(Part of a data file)
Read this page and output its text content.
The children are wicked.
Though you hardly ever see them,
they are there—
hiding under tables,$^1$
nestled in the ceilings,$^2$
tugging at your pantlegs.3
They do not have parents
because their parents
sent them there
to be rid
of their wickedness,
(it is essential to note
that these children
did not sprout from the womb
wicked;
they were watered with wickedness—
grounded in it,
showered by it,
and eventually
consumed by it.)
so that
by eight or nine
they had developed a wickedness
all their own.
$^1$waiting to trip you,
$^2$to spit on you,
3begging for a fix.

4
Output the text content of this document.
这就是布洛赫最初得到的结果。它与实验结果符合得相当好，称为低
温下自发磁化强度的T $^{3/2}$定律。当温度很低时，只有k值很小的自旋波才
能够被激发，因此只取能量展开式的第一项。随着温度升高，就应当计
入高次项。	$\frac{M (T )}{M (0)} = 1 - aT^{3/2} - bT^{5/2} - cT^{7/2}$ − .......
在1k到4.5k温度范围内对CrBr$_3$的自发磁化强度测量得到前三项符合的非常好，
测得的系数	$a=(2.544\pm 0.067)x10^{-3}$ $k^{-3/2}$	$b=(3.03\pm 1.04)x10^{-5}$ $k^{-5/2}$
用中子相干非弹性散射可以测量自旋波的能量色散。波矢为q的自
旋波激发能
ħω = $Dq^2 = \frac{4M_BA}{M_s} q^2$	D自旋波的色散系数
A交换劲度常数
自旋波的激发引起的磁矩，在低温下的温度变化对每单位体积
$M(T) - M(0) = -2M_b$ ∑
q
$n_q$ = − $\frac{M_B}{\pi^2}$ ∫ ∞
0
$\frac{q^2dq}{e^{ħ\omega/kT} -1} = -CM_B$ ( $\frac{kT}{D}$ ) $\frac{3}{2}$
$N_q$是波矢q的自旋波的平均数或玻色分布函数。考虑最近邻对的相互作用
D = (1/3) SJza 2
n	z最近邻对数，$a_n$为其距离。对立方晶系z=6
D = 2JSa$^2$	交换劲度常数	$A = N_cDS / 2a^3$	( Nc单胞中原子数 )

Problem >> Every record above needs to be repeated word for word.

Solution to the problem >>
Read this page and output its text content.
The children are wicked.
Though you hardly ever see them,
they are there—
hiding under tables,$^1$
nestled in the ceilings,$^2$
tugging at your pantlegs.3
They do not have parents
because their parents
sent them there
to be rid
of their wickedness,
(it is essential to note
that these children
did not sprout from the womb
wicked;
they were watered with wickedness—
grounded in it,
showered by it,
and eventually
consumed by it.)
so that
by eight or nine
they had developed a wickedness
all their own.
$^1$waiting to trip you,
$^2$to spit on you,
3begging for a fix.

4
Output the text content of this document.
这就是布洛赫最初得到的结果。它与实验结果符合得相当好，称为低
温下自发磁化强度的T $^{3/2}$定律。当温度很低时，只有k值很小的自旋波才
能够被激发，因此只取能量展开式的第一项。随着温度升高，就应当计
入高次项。	$\frac{M (T )}{M (0)} = 1 - aT^{3/2} - bT^{5/2} - cT^{7/2}$ − .......
在1k到4.5k温度范围内对CrBr$_3$的自发磁化强度测量得到前三项符合的非常好，
测得的系数	$a=(2.544\pm 0.067)x10^{-3}$ $k^{-3/2}$	$b=(3.03\pm 1.04)x10^{-5}$ $k^{-5/2}$
用中子相干非弹性散射可以测量自旋波的能量色散。波矢为q的自
旋波激发能
ħω = $Dq^2 = \frac{4M_BA}{M_s} q^2$	D自旋波的色散系数
A交换劲度常数
自旋波的激发引起的磁矩，在低温下的温度变化对每单位体积
$M(T) - M(0) = -2M_b$ ∑
q
$n_q$ = − $\frac{M_B}{\pi^2}$ ∫ ∞
0
$\frac{q^2dq}{e^{ħ\omega/kT} -1} = -CM_B$ ( $\frac{kT}{D}$ ) $\frac{3}{2}$
$N_q$是波矢q的自旋波的平均数或玻色分布函数。考虑最近邻对的相互作用
D = (1/3) SJza 2
n	z最近邻对数，$a_n$为其距离。对立方晶系z=6
D = 2JSa$^2$	交换劲度常数	$A = N_cDS / 2a^3$	( Nc单胞中原子数 )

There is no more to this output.